• WRITTEN INSTRUCTION: Rewrite all of the material below, replacing "Patent image size" with "Drawing size" and leaving everything else unchanged.
------------------------
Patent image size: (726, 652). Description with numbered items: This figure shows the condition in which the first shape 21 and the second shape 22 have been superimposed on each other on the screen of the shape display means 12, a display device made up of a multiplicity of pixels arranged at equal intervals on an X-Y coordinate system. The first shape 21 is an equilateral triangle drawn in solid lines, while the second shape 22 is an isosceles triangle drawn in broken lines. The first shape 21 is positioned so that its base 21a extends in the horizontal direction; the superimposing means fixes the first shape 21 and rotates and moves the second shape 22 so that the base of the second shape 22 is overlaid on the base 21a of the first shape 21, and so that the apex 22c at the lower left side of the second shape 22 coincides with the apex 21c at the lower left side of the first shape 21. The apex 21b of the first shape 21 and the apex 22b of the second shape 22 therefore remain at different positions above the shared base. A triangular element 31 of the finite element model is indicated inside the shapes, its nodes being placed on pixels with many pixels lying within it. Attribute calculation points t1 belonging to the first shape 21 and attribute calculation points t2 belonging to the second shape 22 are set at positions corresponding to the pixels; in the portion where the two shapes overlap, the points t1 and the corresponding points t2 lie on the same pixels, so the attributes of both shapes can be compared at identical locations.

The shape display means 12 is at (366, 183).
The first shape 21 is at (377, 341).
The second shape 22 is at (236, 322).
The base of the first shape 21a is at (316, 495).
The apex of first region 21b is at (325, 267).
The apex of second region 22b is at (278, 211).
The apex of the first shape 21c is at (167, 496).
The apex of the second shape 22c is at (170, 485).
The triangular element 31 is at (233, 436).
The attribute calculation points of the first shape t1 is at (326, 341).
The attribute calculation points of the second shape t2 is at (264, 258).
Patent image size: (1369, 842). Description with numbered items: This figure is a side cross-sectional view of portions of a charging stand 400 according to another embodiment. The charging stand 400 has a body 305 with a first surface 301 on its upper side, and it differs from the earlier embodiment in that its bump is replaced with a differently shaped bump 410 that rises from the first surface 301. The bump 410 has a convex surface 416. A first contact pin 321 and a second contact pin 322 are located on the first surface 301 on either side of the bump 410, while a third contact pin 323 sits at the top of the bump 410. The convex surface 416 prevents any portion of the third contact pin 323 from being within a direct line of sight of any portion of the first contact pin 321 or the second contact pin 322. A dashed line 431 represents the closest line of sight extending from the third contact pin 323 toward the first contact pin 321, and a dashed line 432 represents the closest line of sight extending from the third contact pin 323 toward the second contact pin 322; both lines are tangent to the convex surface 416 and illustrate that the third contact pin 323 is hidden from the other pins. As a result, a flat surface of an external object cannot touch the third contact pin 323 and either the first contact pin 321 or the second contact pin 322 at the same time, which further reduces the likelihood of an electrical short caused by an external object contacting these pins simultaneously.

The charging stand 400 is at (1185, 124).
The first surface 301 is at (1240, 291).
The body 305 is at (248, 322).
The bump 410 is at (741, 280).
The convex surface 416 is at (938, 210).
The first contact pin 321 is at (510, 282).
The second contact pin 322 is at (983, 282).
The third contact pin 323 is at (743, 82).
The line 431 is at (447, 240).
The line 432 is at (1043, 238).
------------------------
• EXERCISE SOLUTION:
Drawing size: (726, 652). Description with numbered items: This figure shows the condition in which the first shape 21 and the second shape 22 have been superimposed on each other on the screen of the shape display means 12, a display device made up of a multiplicity of pixels arranged at equal intervals on an X-Y coordinate system. The first shape 21 is an equilateral triangle drawn in solid lines, while the second shape 22 is an isosceles triangle drawn in broken lines. The first shape 21 is positioned so that its base 21a extends in the horizontal direction; the superimposing means fixes the first shape 21 and rotates and moves the second shape 22 so that the base of the second shape 22 is overlaid on the base 21a of the first shape 21, and so that the apex 22c at the lower left side of the second shape 22 coincides with the apex 21c at the lower left side of the first shape 21. The apex 21b of the first shape 21 and the apex 22b of the second shape 22 therefore remain at different positions above the shared base. A triangular element 31 of the finite element model is indicated inside the shapes, its nodes being placed on pixels with many pixels lying within it. Attribute calculation points t1 belonging to the first shape 21 and attribute calculation points t2 belonging to the second shape 22 are set at positions corresponding to the pixels; in the portion where the two shapes overlap, the points t1 and the corresponding points t2 lie on the same pixels, so the attributes of both shapes can be compared at identical locations.

The shape display means 12 is at (366, 183).
The first shape 21 is at (377, 341).
The second shape 22 is at (236, 322).
The base of the first shape 21a is at (316, 495).
The apex of first region 21b is at (325, 267).
The apex of second region 22b is at (278, 211).
The apex of the first shape 21c is at (167, 496).
The apex of the second shape 22c is at (170, 485).
The triangular element 31 is at (233, 436).
The attribute calculation points of the first shape t1 is at (326, 341).
The attribute calculation points of the second shape t2 is at (264, 258).
Drawing size: (1369, 842). Description with numbered items: This figure is a side cross-sectional view of portions of a charging stand 400 according to another embodiment. The charging stand 400 has a body 305 with a first surface 301 on its upper side, and it differs from the earlier embodiment in that its bump is replaced with a differently shaped bump 410 that rises from the first surface 301. The bump 410 has a convex surface 416. A first contact pin 321 and a second contact pin 322 are located on the first surface 301 on either side of the bump 410, while a third contact pin 323 sits at the top of the bump 410. The convex surface 416 prevents any portion of the third contact pin 323 from being within a direct line of sight of any portion of the first contact pin 321 or the second contact pin 322. A dashed line 431 represents the closest line of sight extending from the third contact pin 323 toward the first contact pin 321, and a dashed line 432 represents the closest line of sight extending from the third contact pin 323 toward the second contact pin 322; both lines are tangent to the convex surface 416 and illustrate that the third contact pin 323 is hidden from the other pins. As a result, a flat surface of an external object cannot touch the third contact pin 323 and either the first contact pin 321 or the second contact pin 322 at the same time, which further reduces the likelihood of an electrical short caused by an external object contacting these pins simultaneously.

The charging stand 400 is at (1185, 124).
The first surface 301 is at (1240, 291).
The body 305 is at (248, 322).
The bump 410 is at (741, 280).
The convex surface 416 is at (938, 210).
The first contact pin 321 is at (510, 282).
The second contact pin 322 is at (983, 282).
The third contact pin 323 is at (743, 82).
The line 431 is at (447, 240).
The line 432 is at (1043, 238).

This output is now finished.